═══ Records for processing ═══

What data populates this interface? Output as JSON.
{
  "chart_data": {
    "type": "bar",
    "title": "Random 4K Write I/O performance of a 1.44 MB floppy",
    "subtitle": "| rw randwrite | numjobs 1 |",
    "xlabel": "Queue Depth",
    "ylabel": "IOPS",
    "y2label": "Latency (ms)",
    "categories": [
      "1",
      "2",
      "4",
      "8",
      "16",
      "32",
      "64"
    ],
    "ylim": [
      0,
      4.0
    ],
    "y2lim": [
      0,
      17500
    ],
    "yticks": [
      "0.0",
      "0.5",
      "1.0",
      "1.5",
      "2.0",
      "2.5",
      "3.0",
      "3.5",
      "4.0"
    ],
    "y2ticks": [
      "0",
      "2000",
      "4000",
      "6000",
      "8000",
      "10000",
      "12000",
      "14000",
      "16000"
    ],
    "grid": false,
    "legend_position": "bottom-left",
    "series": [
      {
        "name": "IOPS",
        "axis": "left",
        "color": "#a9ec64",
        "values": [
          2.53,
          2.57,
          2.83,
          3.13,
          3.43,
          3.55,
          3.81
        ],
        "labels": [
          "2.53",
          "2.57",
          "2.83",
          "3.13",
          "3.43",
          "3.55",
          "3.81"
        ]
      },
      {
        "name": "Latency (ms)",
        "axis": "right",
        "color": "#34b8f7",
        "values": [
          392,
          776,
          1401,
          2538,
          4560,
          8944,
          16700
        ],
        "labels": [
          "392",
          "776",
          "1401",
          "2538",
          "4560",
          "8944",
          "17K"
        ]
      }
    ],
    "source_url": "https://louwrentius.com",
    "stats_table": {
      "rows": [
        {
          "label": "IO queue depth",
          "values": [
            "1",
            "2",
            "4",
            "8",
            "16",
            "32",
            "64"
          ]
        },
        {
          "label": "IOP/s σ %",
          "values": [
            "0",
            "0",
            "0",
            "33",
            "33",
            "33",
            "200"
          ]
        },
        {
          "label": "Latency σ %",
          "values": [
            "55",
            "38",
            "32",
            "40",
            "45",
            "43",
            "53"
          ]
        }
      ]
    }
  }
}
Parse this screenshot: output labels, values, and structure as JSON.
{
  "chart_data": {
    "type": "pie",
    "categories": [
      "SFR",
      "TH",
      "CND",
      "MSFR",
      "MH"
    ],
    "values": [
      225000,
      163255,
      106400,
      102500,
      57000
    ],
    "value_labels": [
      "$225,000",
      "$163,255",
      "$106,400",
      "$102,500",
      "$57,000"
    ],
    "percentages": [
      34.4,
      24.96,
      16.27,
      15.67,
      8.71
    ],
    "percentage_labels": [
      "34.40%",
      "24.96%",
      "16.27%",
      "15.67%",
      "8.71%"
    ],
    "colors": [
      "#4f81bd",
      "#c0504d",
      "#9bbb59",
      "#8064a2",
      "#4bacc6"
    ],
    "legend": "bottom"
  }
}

═══

Word for word, write out the data.

Result of this task
What data populates this interface? Output as JSON.
{
  "chart_data": {
    "type": "bar",
    "title": "Random 4K Write I/O performance of a 1.44 MB floppy",
    "subtitle": "| rw randwrite | numjobs 1 |",
    "xlabel": "Queue Depth",
    "ylabel": "IOPS",
    "y2label": "Latency (ms)",
    "categories": [
      "1",
      "2",
      "4",
      "8",
      "16",
      "32",
      "64"
    ],
    "ylim": [
      0,
      4.0
    ],
    "y2lim": [
      0,
      17500
    ],
    "yticks": [
      "0.0",
      "0.5",
      "1.0",
      "1.5",
      "2.0",
      "2.5",
      "3.0",
      "3.5",
      "4.0"
    ],
    "y2ticks": [
      "0",
      "2000",
      "4000",
      "6000",
      "8000",
      "10000",
      "12000",
      "14000",
      "16000"
    ],
    "grid": false,
    "legend_position": "bottom-left",
    "series": [
      {
        "name": "IOPS",
        "axis": "left",
        "color": "#a9ec64",
        "values": [
          2.53,
          2.57,
          2.83,
          3.13,
          3.43,
          3.55,
          3.81
        ],
        "labels": [
          "2.53",
          "2.57",
          "2.83",
          "3.13",
          "3.43",
          "3.55",
          "3.81"
        ]
      },
      {
        "name": "Latency (ms)",
        "axis": "right",
        "color": "#34b8f7",
        "values": [
          392,
          776,
          1401,
          2538,
          4560,
          8944,
          16700
        ],
        "labels": [
          "392",
          "776",
          "1401",
          "2538",
          "4560",
          "8944",
          "17K"
        ]
      }
    ],
    "source_url": "https://louwrentius.com",
    "stats_table": {
      "rows": [
        {
          "label": "IO queue depth",
          "values": [
            "1",
            "2",
            "4",
            "8",
            "16",
            "32",
            "64"
          ]
        },
        {
          "label": "IOP/s σ %",
          "values": [
            "0",
            "0",
            "0",
            "33",
            "33",
            "33",
            "200"
          ]
        },
        {
          "label": "Latency σ %",
          "values": [
            "55",
            "38",
            "32",
            "40",
            "45",
            "43",
            "53"
          ]
        }
      ]
    }
  }
}
Parse this screenshot: output labels, values, and structure as JSON.
{
  "chart_data": {
    "type": "pie",
    "categories": [
      "SFR",
      "TH",
      "CND",
      "MSFR",
      "MH"
    ],
    "values": [
      225000,
      163255,
      106400,
      102500,
      57000
    ],
    "value_labels": [
      "$225,000",
      "$163,255",
      "$106,400",
      "$102,500",
      "$57,000"
    ],
    "percentages": [
      34.4,
      24.96,
      16.27,
      15.67,
      8.71
    ],
    "percentage_labels": [
      "34.40%",
      "24.96%",
      "16.27%",
      "15.67%",
      "8.71%"
    ],
    "colors": [
      "#4f81bd",
      "#c0504d",
      "#9bbb59",
      "#8064a2",
      "#4bacc6"
    ],
    "legend": "bottom"
  }
}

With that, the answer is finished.